= What you need to do =
In your copy, reproduce the entries exactly as they are, minus the images.

+ + + +

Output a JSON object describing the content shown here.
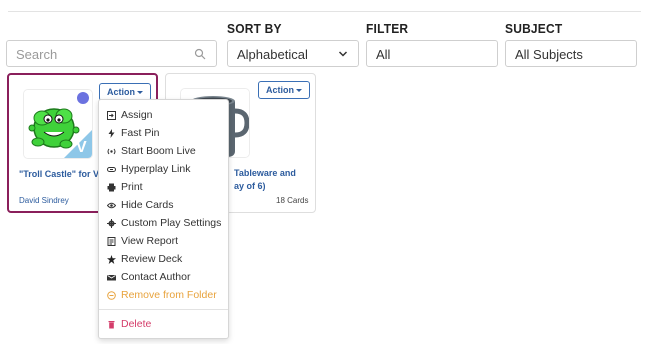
{
  "filters": {
    "search_placeholder": "Search",
    "sort_label": "SORT BY",
    "sort_value": "Alphabetical",
    "filter_label": "FILTER",
    "filter_value": "All",
    "subject_label": "SUBJECT",
    "subject_value": "All Subjects"
  },
  "cards": [
    {
      "action_label": "Action",
      "title": "\"Troll Castle\" for Vo",
      "author": "David Sindrey",
      "badge": "V"
    },
    {
      "action_label": "Action",
      "title_line1": "Tableware and",
      "title_line2": "ay of 6)",
      "count": "18 Cards"
    }
  ],
  "menu": {
    "items": [
      {
        "label": "Assign",
        "icon": "assign-icon"
      },
      {
        "label": "Fast Pin",
        "icon": "bolt-icon"
      },
      {
        "label": "Start Boom Live",
        "icon": "broadcast-icon"
      },
      {
        "label": "Hyperplay Link",
        "icon": "link-icon"
      },
      {
        "label": "Print",
        "icon": "print-icon"
      },
      {
        "label": "Hide Cards",
        "icon": "eye-icon"
      },
      {
        "label": "Custom Play Settings",
        "icon": "gear-icon"
      },
      {
        "label": "View Report",
        "icon": "report-icon"
      },
      {
        "label": "Review Deck",
        "icon": "star-icon"
      },
      {
        "label": "Contact Author",
        "icon": "envelope-icon"
      },
      {
        "label": "Remove from Folder",
        "icon": "minus-circle-icon"
      },
      {
        "label": "Delete",
        "icon": "trash-icon"
      }
    ]
  },
  "colors": {
    "accent_blue": "#2d5c9e",
    "selected_border": "#8a1f5b",
    "remove_orange": "#e8a33d",
    "delete_red": "#d43d6a"
  }
}
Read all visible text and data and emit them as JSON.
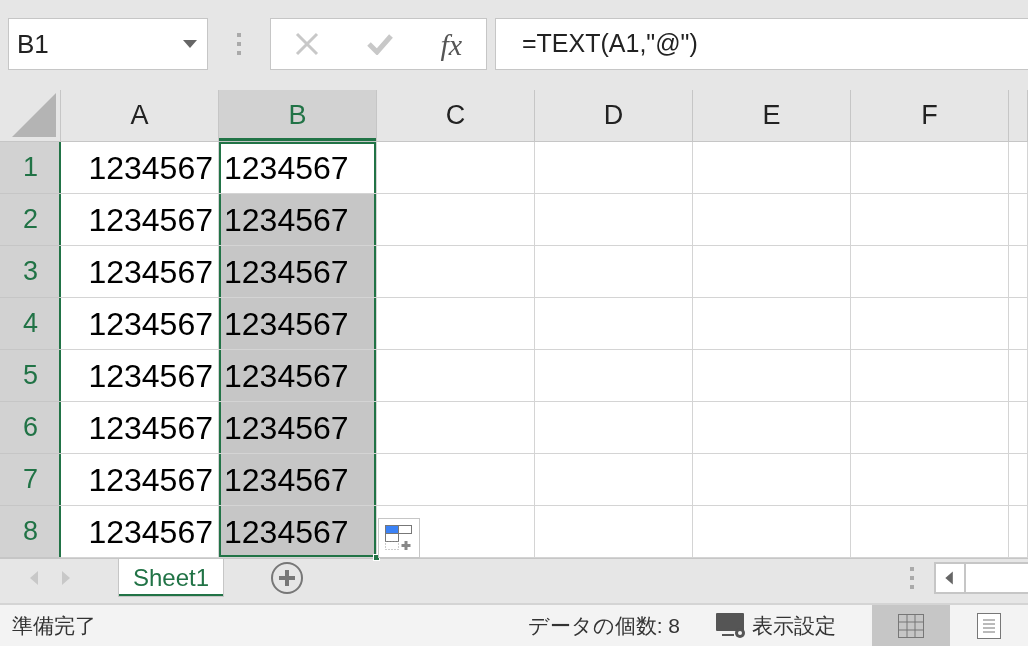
{
  "name_box": {
    "value": "B1"
  },
  "formula_bar": {
    "fx_label": "fx",
    "value": "=TEXT(A1,\"@\")"
  },
  "columns": [
    {
      "label": "A",
      "selected": false
    },
    {
      "label": "B",
      "selected": true
    },
    {
      "label": "C",
      "selected": false
    },
    {
      "label": "D",
      "selected": false
    },
    {
      "label": "E",
      "selected": false
    },
    {
      "label": "F",
      "selected": false
    }
  ],
  "rows": [
    {
      "label": "1",
      "selected": true,
      "cells": [
        {
          "kind": "number",
          "value": "1234567",
          "selected": false,
          "active": false
        },
        {
          "kind": "text",
          "value": "1234567",
          "selected": true,
          "active": true
        }
      ]
    },
    {
      "label": "2",
      "selected": true,
      "cells": [
        {
          "kind": "number",
          "value": "1234567",
          "selected": false,
          "active": false
        },
        {
          "kind": "text",
          "value": "1234567",
          "selected": true,
          "active": false
        }
      ]
    },
    {
      "label": "3",
      "selected": true,
      "cells": [
        {
          "kind": "number",
          "value": "1234567",
          "selected": false,
          "active": false
        },
        {
          "kind": "text",
          "value": "1234567",
          "selected": true,
          "active": false
        }
      ]
    },
    {
      "label": "4",
      "selected": true,
      "cells": [
        {
          "kind": "number",
          "value": "1234567",
          "selected": false,
          "active": false
        },
        {
          "kind": "text",
          "value": "1234567",
          "selected": true,
          "active": false
        }
      ]
    },
    {
      "label": "5",
      "selected": true,
      "cells": [
        {
          "kind": "number",
          "value": "1234567",
          "selected": false,
          "active": false
        },
        {
          "kind": "text",
          "value": "1234567",
          "selected": true,
          "active": false
        }
      ]
    },
    {
      "label": "6",
      "selected": true,
      "cells": [
        {
          "kind": "number",
          "value": "1234567",
          "selected": false,
          "active": false
        },
        {
          "kind": "text",
          "value": "1234567",
          "selected": true,
          "active": false
        }
      ]
    },
    {
      "label": "7",
      "selected": true,
      "cells": [
        {
          "kind": "number",
          "value": "1234567",
          "selected": false,
          "active": false
        },
        {
          "kind": "text",
          "value": "1234567",
          "selected": true,
          "active": false
        }
      ]
    },
    {
      "label": "8",
      "selected": true,
      "cells": [
        {
          "kind": "number",
          "value": "1234567",
          "selected": false,
          "active": false
        },
        {
          "kind": "text",
          "value": "1234567",
          "selected": true,
          "active": false
        }
      ]
    }
  ],
  "sheet_tabs": [
    {
      "label": "Sheet1",
      "selected": true
    }
  ],
  "status_bar": {
    "ready": "準備完了",
    "count": "データの個数: 8",
    "display_settings": "表示設定",
    "views": [
      {
        "kind": "normal",
        "selected": true
      },
      {
        "kind": "page_layout",
        "selected": false
      }
    ]
  }
}
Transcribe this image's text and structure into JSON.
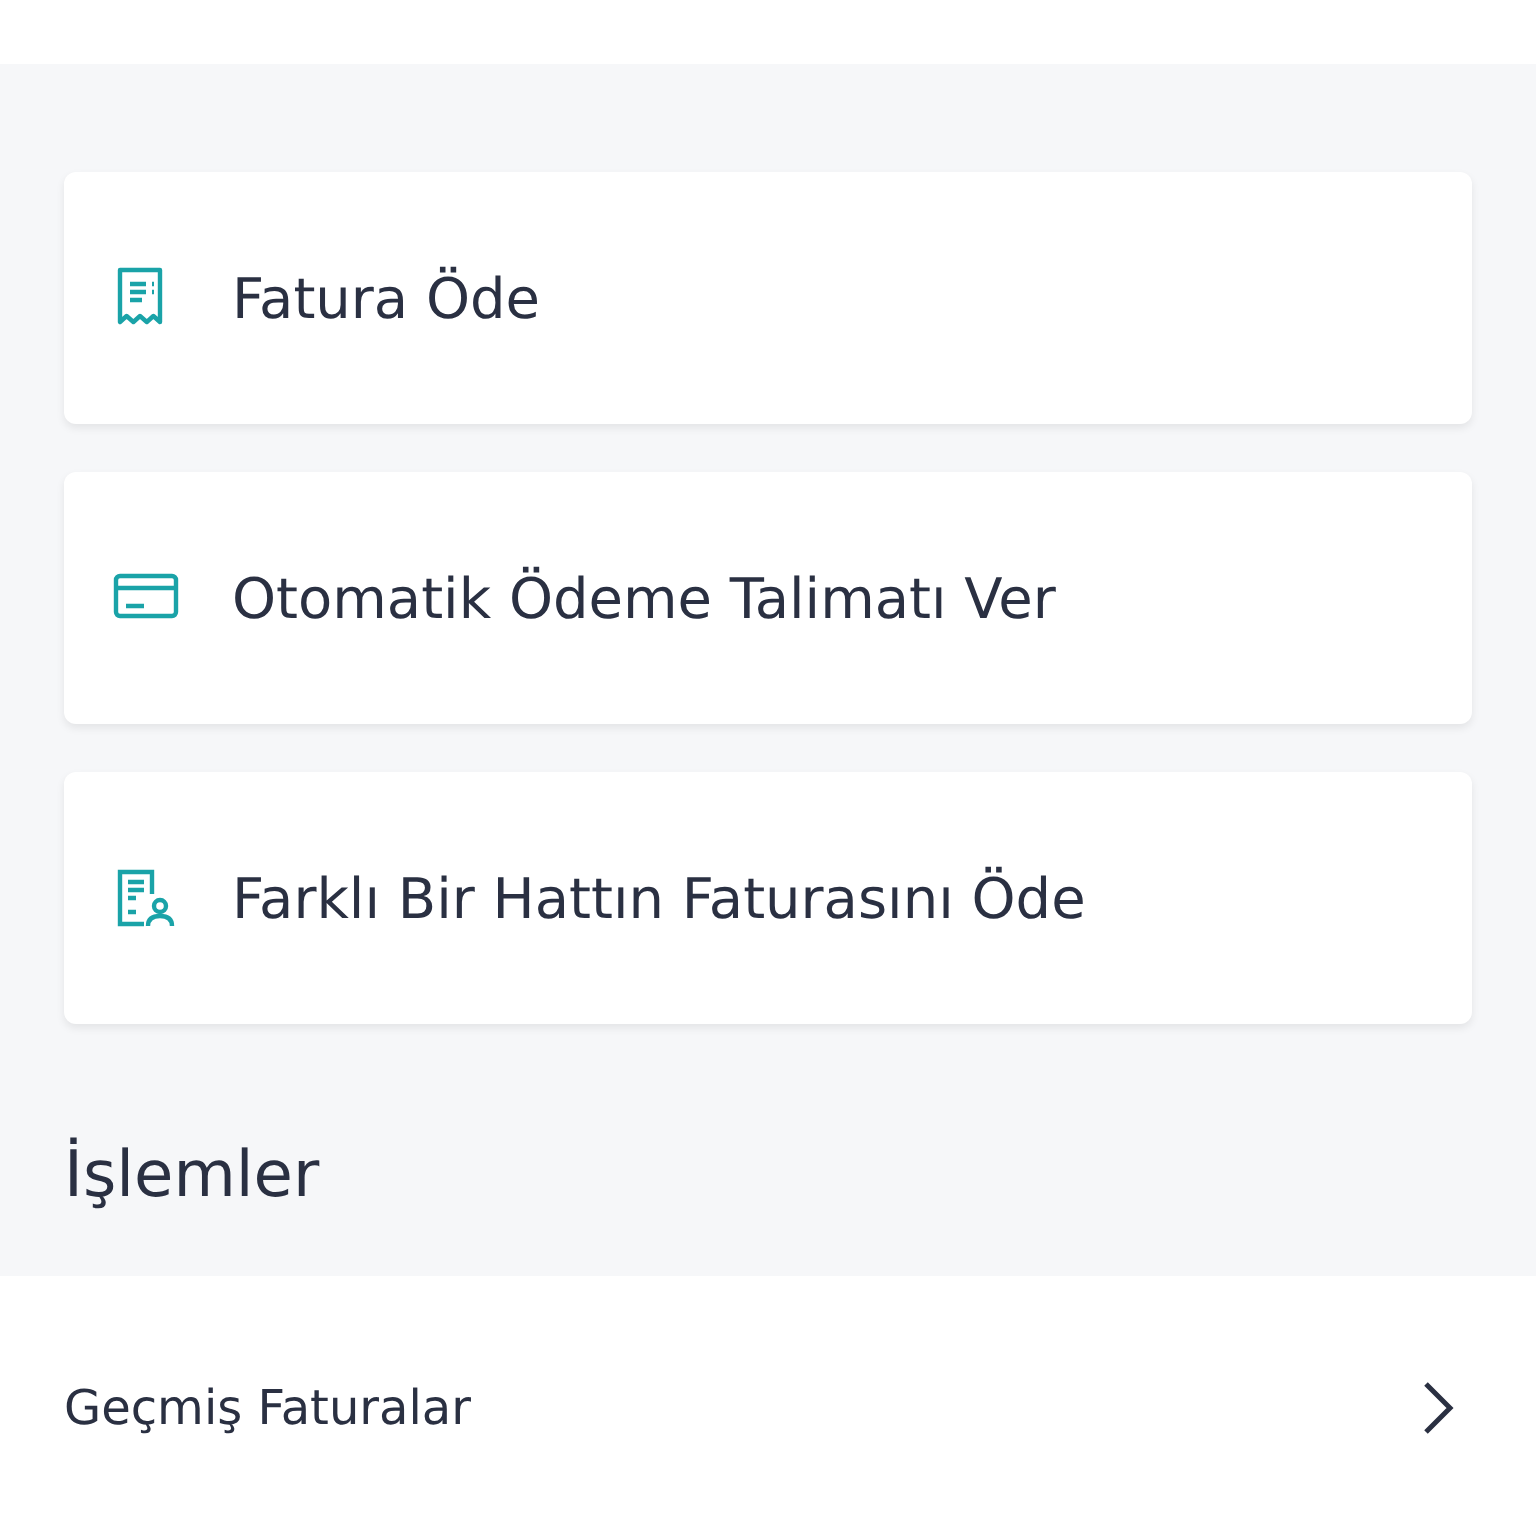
{
  "actions": [
    {
      "kind": "receipt",
      "label": "Fatura Öde"
    },
    {
      "kind": "card",
      "label": "Otomatik Ödeme Talimatı Ver"
    },
    {
      "kind": "person-doc",
      "label": "Farklı Bir Hattın Faturasını Öde"
    }
  ],
  "section_title": "İşlemler",
  "list_items": [
    {
      "label": "Geçmiş Faturalar"
    }
  ]
}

+ + + +

= Full solution =
Output a JSON object describing the content shown here.
{
  "filters": {
    "search_placeholder": "Search",
    "sort_label": "SORT BY",
    "sort_value": "Alphabetical",
    "filter_label": "FILTER",
    "filter_value": "All",
    "subject_label": "SUBJECT",
    "subject_value": "All Subjects"
  },
  "cards": [
    {
      "action_label": "Action",
      "title": "\"Troll Castle\" for Vo",
      "author": "David Sindrey",
      "badge": "V"
    },
    {
      "action_label": "Action",
      "title_line1": "Tableware and",
      "title_line2": "ay of 6)",
      "count": "18 Cards"
    }
  ],
  "menu": {
    "items": [
      {
        "label": "Assign",
        "icon": "assign-icon"
      },
      {
        "label": "Fast Pin",
        "icon": "bolt-icon"
      },
      {
        "label": "Start Boom Live",
        "icon": "broadcast-icon"
      },
      {
        "label": "Hyperplay Link",
        "icon": "link-icon"
      },
      {
        "label": "Print",
        "icon": "print-icon"
      },
      {
        "label": "Hide Cards",
        "icon": "eye-icon"
      },
      {
        "label": "Custom Play Settings",
        "icon": "gear-icon"
      },
      {
        "label": "View Report",
        "icon": "report-icon"
      },
      {
        "label": "Review Deck",
        "icon": "star-icon"
      },
      {
        "label": "Contact Author",
        "icon": "envelope-icon"
      },
      {
        "label": "Remove from Folder",
        "icon": "minus-circle-icon"
      },
      {
        "label": "Delete",
        "icon": "trash-icon"
      }
    ]
  },
  "colors": {
    "accent_blue": "#2d5c9e",
    "selected_border": "#8a1f5b",
    "remove_orange": "#e8a33d",
    "delete_red": "#d43d6a"
  }
}
Read all visible text and data and emit them as JSON.
{
  "name_box": {
    "value": "B1"
  },
  "formula_bar": {
    "fx_label": "fx",
    "value": "=TEXT(A1,\"@\")"
  },
  "columns": [
    {
      "label": "A",
      "selected": false
    },
    {
      "label": "B",
      "selected": true
    },
    {
      "label": "C",
      "selected": false
    },
    {
      "label": "D",
      "selected": false
    },
    {
      "label": "E",
      "selected": false
    },
    {
      "label": "F",
      "selected": false
    }
  ],
  "rows": [
    {
      "label": "1",
      "selected": true,
      "cells": [
        {
          "kind": "number",
          "value": "1234567",
          "selected": false,
          "active": false
        },
        {
          "kind": "text",
          "value": "1234567",
          "selected": true,
          "active": true
        }
      ]
    },
    {
      "label": "2",
      "selected": true,
      "cells": [
        {
          "kind": "number",
          "value": "1234567",
          "selected": false,
          "active": false
        },
        {
          "kind": "text",
          "value": "1234567",
          "selected": true,
          "active": false
        }
      ]
    },
    {
      "label": "3",
      "selected": true,
      "cells": [
        {
          "kind": "number",
          "value": "1234567",
          "selected": false,
          "active": false
        },
        {
          "kind": "text",
          "value": "1234567",
          "selected": true,
          "active": false
        }
      ]
    },
    {
      "label": "4",
      "selected": true,
      "cells": [
        {
          "kind": "number",
          "value": "1234567",
          "selected": false,
          "active": false
        },
        {
          "kind": "text",
          "value": "1234567",
          "selected": true,
          "active": false
        }
      ]
    },
    {
      "label": "5",
      "selected": true,
      "cells": [
        {
          "kind": "number",
          "value": "1234567",
          "selected": false,
          "active": false
        },
        {
          "kind": "text",
          "value": "1234567",
          "selected": true,
          "active": false
        }
      ]
    },
    {
      "label": "6",
      "selected": true,
      "cells": [
        {
          "kind": "number",
          "value": "1234567",
          "selected": false,
          "active": false
        },
        {
          "kind": "text",
          "value": "1234567",
          "selected": true,
          "active": false
        }
      ]
    },
    {
      "label": "7",
      "selected": true,
      "cells": [
        {
          "kind": "number",
          "value": "1234567",
          "selected": false,
          "active": false
        },
        {
          "kind": "text",
          "value": "1234567",
          "selected": true,
          "active": false
        }
      ]
    },
    {
      "label": "8",
      "selected": true,
      "cells": [
        {
          "kind": "number",
          "value": "1234567",
          "selected": false,
          "active": false
        },
        {
          "kind": "text",
          "value": "1234567",
          "selected": true,
          "active": false
        }
      ]
    }
  ],
  "sheet_tabs": [
    {
      "label": "Sheet1",
      "selected": true
    }
  ],
  "status_bar": {
    "ready": "準備完了",
    "count": "データの個数: 8",
    "display_settings": "表示設定",
    "views": [
      {
        "kind": "normal",
        "selected": true
      },
      {
        "kind": "page_layout",
        "selected": false
      }
    ]
  }
}
Transcribe this image's text and structure into JSON.
{
  "actions": [
    {
      "kind": "receipt",
      "label": "Fatura Öde"
    },
    {
      "kind": "card",
      "label": "Otomatik Ödeme Talimatı Ver"
    },
    {
      "kind": "person-doc",
      "label": "Farklı Bir Hattın Faturasını Öde"
    }
  ],
  "section_title": "İşlemler",
  "list_items": [
    {
      "label": "Geçmiş Faturalar"
    }
  ]
}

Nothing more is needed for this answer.